Stored entries:
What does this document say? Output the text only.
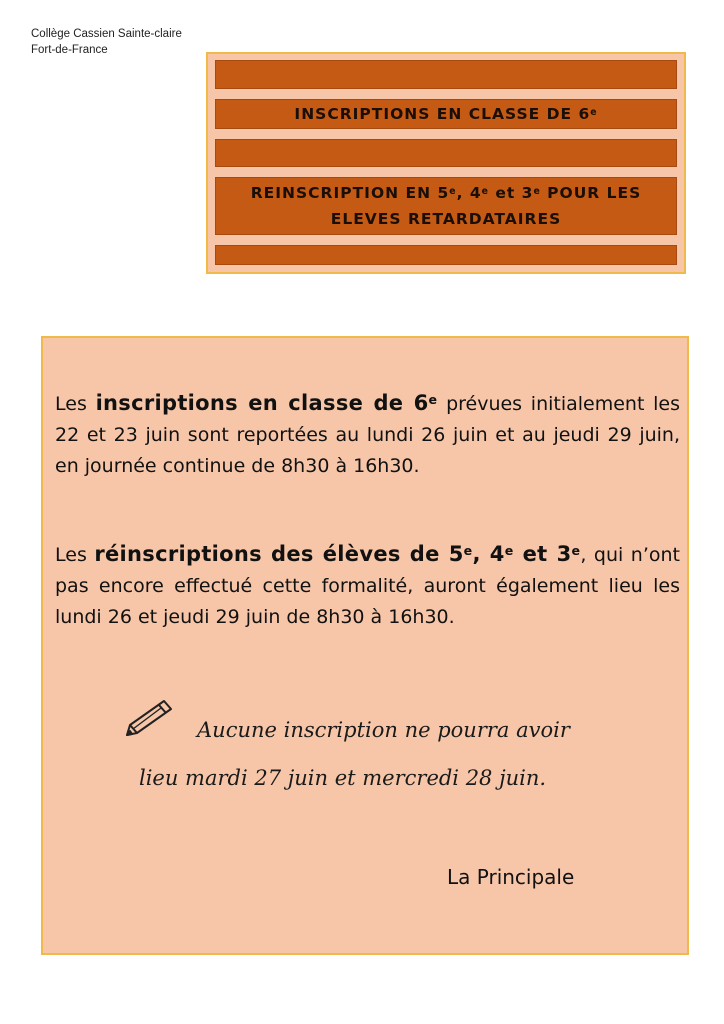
Collège Cassien Sainte-claire
Fort-de-France
INSCRIPTIONS EN CLASSE DE 6e
REINSCRIPTION EN 5e, 4e et 3e POUR LES ELEVES RETARDATAIRES
Les inscriptions en classe de 6e prévues initialement les 22 et 23 juin sont reportées au lundi 26 juin et au jeudi 29 juin, en journée continue de 8h30 à 16h30.
Les réinscriptions des élèves de 5e, 4e et 3e, qui n’ont pas encore effectué cette formalité, auront également lieu les lundi 26 et jeudi 29 juin de 8h30 à 16h30.
Aucune inscription ne pourra avoir
lieu mardi 27 juin et mercredi 28 juin.
La Principale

TASK DESCRIPTION: Each line that contains the string "lieu" counts once; report how many such lines the entries have, giving only the number.

EXERCISE RESPONSE: 2